## Texte étudié
--------

Le recordman du marathon a été très surveillé avant la course
Sabastian Sawe a marqué l'histoire de l'athlétisme, et même du sport en général, dimanche, en devenant le premier homme à terminer un marathon en moins de 2h.
L'arrivée mythique du Kényan:
Cette performance historique est le fruit d'une progression aussi remarquable que fulgurante et insolite. En décembre 2024, Sabastian Sawe a fait une entrée remarquée, en remportant le marathon de Valence, réputé l'un des plus rapides. En 2h02'05, il est devenu le cinquième performeur de l'histoire pour sa première course sur 42,195 km.
Quelques mois plus tard, il a confirmé cette première sortie en remportant au printemps 2025 le prestigieux marathon de Londres, dans un temps proche de celui réalisé à Valence (2h02'27). Mais depuis plusieurs mois, son pays est miné par les affaires de dopage dans l'athlétisme.
Conscient des soupçons qui peuvent accompagner ses performances, Sawe a alors entamé une démarche bien particulière en amont du marathon de Berlin, propice aux records du monde (sept sur les dix derniers, en y intégrant celui de dimanche à Londres).
Régime drastique de contrôles
Avec son entourage, il a pris contact avec l'Unité pour l'intégrité de l'athlétisme (AIU), qui a en charge la lutte antidopage, et demandé un régime drastique de contrôles.

--------

Enregistrements d'un jeu de données:
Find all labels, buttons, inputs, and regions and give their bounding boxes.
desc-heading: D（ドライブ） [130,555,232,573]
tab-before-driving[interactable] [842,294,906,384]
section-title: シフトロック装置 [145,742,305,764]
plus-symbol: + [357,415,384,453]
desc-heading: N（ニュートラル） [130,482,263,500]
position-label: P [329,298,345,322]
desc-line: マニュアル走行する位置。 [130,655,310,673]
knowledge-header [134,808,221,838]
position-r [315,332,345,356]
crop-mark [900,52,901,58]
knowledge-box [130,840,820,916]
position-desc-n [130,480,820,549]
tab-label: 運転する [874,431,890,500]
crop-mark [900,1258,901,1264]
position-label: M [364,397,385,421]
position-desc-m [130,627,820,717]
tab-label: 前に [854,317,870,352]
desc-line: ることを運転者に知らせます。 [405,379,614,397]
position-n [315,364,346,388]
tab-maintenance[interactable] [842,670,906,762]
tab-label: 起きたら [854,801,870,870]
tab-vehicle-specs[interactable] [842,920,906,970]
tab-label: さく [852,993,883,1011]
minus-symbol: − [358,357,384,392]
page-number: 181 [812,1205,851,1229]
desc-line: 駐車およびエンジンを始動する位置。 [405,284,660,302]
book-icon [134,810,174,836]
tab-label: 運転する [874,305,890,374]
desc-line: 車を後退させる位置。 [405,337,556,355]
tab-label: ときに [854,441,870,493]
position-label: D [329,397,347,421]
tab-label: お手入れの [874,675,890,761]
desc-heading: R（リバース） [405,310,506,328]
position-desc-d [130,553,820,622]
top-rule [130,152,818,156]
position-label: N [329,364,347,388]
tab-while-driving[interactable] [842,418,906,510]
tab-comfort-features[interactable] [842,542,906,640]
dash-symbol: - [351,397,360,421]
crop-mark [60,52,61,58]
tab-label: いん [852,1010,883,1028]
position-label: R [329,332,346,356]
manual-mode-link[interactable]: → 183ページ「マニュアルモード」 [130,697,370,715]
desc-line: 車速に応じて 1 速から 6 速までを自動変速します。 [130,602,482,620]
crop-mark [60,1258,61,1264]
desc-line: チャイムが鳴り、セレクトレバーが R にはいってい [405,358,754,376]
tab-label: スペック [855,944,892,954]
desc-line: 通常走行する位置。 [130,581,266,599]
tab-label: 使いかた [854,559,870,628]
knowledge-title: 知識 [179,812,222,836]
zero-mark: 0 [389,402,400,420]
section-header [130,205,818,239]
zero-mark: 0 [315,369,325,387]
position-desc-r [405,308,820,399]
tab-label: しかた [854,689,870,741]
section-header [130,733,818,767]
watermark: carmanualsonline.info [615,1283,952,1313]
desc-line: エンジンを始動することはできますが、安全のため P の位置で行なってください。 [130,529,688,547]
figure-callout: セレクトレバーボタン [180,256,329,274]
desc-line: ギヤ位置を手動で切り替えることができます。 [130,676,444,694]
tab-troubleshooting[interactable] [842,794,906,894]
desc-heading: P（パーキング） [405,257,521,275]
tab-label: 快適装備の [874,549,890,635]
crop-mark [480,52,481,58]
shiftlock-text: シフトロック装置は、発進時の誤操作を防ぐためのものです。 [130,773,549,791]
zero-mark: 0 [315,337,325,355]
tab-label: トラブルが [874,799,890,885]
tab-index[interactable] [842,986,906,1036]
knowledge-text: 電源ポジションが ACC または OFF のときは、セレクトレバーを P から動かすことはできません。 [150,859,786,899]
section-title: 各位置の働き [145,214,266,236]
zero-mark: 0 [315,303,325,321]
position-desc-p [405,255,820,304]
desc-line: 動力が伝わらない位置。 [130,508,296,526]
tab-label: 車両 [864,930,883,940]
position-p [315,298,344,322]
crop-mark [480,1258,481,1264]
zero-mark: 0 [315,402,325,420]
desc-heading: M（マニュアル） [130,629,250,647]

--------

## Consignes
1. Relevez tous les marathons nommés dans l'article sur Sabastian Sawe.
2. D'après l'article sur Sabastian Sawe, quel organisme son entourage et lui ont-ils contacté pour demander un régime drastique de contrôles ?
3. Poursuivez l'article sur Sabastian Sawe à la suite de sa dernière phrase.

## Réponses
1. Valence, Londres, Berlin

2. L'Unité pour l'intégrité de l'athlétisme (AIU).

3.
En plus du programme classique, l'AIU a procédé à partir de la fin juillet 2025 et pendant huit semaines, à 25 contrôles supplémentaires, soit un tous les trois jours, Sawe n'étant évidemment au courant ni de la date, ni du lieu, ni du type de contrôle (urinaire ou sanguin) réalisé. Un programme financé par l'équipementier de l'athlète.
L'AIU a loué une démarche «fantastique».
Dans la chaleur berlinoise fin septembre, Sawe a mené un rythme sur les bases de deux heures pendant les 15 premiers kilomètres, mais a terminé en 2h02'16. «Tout est possible en termes de temps. Même Kipchoge (son mentor) dit qu'aucun homme n'est limité, donc un jour, quelqu'un battra» cette barre des deux heures, a-t-il prédit, sans savoir que ce serait lui qui la briserait sept mois plus tard.